- Data supplied
---

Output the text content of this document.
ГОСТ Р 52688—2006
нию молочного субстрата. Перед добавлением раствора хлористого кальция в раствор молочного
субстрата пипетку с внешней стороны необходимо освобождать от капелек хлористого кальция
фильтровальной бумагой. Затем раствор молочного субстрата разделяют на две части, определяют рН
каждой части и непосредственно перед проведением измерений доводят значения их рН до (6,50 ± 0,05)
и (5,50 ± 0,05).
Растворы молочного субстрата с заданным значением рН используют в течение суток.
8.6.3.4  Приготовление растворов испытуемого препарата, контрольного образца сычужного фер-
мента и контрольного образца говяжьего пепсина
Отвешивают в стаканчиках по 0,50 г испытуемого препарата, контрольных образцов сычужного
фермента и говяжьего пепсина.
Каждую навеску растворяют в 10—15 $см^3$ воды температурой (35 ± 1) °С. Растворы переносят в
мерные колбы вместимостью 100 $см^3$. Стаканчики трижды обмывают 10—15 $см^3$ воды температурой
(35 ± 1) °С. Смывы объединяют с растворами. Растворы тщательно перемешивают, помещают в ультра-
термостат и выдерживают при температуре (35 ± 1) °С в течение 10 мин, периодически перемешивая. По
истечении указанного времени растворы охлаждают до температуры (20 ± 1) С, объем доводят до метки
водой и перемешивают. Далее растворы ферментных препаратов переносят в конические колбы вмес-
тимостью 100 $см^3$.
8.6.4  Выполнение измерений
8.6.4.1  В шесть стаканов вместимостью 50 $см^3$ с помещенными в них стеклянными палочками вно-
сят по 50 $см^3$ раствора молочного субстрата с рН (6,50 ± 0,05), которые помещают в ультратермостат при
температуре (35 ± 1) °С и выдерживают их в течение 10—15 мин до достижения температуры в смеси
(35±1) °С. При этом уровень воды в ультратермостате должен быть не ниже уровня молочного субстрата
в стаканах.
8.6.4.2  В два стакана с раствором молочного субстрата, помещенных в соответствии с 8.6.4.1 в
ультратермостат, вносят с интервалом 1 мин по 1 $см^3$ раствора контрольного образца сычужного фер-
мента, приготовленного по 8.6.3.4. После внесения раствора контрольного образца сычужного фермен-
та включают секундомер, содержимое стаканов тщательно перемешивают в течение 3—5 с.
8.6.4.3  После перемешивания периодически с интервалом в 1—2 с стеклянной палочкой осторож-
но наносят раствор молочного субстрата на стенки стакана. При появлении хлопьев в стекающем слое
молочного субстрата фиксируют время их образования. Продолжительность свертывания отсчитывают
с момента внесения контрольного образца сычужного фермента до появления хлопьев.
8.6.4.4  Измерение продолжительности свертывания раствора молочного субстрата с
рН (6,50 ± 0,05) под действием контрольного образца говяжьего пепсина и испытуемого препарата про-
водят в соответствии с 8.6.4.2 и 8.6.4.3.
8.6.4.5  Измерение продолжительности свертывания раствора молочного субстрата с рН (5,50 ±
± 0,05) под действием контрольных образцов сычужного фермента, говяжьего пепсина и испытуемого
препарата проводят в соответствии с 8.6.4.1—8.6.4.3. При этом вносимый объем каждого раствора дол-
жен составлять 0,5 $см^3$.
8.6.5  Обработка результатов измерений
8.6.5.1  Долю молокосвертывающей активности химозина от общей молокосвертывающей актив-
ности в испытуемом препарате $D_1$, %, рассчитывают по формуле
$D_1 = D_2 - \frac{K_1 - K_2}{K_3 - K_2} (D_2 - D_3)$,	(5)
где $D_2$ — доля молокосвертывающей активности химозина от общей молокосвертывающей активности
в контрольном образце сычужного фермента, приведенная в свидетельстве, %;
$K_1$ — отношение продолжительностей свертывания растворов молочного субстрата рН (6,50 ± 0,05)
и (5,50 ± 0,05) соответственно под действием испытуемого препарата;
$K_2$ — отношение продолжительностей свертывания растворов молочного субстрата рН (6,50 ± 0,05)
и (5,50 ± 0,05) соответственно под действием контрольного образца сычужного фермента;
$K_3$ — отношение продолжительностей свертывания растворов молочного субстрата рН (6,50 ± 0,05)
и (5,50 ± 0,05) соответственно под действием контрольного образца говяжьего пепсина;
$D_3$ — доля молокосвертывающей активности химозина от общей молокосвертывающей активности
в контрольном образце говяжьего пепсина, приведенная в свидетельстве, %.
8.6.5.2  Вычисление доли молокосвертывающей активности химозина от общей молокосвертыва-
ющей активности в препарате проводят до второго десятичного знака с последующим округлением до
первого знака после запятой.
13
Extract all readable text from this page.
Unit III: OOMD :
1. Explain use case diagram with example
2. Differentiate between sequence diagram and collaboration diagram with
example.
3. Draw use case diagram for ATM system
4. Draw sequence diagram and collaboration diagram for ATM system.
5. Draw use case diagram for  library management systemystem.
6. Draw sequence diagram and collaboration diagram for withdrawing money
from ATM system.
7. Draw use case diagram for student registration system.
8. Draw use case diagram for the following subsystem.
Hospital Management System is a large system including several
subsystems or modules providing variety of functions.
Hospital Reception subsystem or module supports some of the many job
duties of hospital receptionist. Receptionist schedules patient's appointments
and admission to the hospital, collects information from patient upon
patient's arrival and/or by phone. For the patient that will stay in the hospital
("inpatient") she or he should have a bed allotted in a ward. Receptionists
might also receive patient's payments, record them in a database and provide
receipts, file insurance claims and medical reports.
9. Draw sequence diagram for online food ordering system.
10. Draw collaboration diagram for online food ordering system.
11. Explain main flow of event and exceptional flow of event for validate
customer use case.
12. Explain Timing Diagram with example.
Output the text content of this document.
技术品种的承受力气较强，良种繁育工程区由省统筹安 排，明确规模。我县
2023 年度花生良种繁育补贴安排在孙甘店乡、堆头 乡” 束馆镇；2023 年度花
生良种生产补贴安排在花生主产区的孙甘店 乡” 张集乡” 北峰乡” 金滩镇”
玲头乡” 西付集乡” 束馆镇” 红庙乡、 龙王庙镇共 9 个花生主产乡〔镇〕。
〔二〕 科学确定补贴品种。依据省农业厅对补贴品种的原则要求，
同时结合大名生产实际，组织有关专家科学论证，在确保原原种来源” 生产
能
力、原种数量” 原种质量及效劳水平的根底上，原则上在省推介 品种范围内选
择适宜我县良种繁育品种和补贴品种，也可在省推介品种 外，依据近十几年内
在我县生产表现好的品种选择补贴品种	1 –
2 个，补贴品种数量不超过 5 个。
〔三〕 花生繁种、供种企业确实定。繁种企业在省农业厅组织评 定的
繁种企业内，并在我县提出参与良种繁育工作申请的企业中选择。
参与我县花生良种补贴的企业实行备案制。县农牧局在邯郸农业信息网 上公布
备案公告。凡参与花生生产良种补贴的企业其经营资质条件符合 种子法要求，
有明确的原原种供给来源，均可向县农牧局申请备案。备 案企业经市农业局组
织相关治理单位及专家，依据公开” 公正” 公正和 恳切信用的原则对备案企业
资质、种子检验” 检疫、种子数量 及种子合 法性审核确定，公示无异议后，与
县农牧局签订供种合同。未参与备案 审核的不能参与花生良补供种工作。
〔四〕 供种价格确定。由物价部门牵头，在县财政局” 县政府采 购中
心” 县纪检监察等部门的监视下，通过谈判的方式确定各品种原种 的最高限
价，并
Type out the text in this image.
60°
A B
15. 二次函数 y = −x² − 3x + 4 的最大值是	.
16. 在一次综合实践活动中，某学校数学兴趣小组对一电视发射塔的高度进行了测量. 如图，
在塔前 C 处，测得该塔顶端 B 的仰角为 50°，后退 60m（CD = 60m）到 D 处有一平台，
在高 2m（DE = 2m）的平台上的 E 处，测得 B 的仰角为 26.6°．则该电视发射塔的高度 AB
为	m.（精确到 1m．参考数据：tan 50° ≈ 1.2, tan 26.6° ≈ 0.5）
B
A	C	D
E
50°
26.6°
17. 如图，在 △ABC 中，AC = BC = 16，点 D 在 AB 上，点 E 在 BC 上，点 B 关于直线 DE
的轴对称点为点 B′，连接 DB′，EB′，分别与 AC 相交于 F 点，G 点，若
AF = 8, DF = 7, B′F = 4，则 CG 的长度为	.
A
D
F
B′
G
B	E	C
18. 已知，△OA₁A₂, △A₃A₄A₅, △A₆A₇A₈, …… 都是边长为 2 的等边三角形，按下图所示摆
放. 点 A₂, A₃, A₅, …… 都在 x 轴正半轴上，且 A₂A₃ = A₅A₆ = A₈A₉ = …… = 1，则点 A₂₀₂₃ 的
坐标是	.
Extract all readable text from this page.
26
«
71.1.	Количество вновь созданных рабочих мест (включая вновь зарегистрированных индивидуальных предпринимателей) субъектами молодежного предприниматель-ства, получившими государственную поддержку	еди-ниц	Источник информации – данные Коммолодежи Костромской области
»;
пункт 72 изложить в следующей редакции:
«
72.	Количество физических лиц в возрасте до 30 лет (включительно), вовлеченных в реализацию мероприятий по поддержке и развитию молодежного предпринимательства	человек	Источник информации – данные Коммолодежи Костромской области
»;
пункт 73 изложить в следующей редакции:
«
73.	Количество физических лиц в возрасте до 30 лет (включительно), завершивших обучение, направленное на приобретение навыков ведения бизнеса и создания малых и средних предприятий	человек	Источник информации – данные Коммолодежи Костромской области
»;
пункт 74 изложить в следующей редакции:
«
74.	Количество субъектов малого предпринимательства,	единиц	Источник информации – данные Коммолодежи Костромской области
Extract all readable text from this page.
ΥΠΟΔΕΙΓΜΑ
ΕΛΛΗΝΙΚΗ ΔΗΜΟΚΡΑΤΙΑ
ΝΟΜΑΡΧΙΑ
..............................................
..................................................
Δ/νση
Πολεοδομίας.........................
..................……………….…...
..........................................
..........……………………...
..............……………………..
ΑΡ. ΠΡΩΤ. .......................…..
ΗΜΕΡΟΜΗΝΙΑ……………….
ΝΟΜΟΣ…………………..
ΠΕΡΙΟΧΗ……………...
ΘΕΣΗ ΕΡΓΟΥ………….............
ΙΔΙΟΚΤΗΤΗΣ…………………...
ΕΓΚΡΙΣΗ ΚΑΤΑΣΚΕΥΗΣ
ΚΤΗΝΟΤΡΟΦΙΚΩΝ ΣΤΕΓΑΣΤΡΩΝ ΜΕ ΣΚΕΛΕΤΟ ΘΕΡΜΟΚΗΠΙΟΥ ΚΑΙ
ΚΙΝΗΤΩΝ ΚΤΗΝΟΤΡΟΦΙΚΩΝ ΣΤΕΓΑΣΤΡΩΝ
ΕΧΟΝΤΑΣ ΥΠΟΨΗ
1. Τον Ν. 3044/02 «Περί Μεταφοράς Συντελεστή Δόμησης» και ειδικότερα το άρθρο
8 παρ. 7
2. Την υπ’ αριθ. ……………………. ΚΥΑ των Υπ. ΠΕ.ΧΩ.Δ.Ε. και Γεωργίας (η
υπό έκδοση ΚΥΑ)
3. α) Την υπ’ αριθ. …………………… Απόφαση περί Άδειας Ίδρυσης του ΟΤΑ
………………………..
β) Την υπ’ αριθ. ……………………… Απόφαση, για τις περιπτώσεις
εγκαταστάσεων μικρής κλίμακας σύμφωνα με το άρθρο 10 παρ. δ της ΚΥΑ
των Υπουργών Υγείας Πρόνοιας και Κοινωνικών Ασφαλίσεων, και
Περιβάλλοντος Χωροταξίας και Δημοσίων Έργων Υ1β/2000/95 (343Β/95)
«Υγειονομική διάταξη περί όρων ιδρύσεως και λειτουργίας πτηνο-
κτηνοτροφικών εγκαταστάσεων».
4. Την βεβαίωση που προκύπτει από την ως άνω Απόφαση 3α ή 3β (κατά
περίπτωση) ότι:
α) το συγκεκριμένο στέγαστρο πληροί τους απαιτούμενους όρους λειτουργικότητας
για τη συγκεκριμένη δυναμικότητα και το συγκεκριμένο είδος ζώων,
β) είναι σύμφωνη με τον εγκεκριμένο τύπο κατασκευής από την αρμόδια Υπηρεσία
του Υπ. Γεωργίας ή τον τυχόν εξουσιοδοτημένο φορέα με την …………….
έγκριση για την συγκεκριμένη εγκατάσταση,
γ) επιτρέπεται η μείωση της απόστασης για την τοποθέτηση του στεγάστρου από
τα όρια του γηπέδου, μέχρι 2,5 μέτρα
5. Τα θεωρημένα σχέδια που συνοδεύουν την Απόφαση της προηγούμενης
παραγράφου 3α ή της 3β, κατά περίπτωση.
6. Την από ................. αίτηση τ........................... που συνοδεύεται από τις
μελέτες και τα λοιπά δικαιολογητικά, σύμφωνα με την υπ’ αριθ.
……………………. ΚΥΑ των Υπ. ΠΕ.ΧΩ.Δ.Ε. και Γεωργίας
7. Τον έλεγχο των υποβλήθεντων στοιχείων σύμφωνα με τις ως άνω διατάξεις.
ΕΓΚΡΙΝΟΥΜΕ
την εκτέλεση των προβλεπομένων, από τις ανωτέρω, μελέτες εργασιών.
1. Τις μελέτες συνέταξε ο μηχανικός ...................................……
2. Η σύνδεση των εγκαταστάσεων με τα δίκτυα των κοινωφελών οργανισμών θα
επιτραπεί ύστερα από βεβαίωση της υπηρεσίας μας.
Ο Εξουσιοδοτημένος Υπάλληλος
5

---

- Written problem
A line counts if it holds the word "доводят". Work out how many lines in the listing count, and give only that number.

- Worked solution
2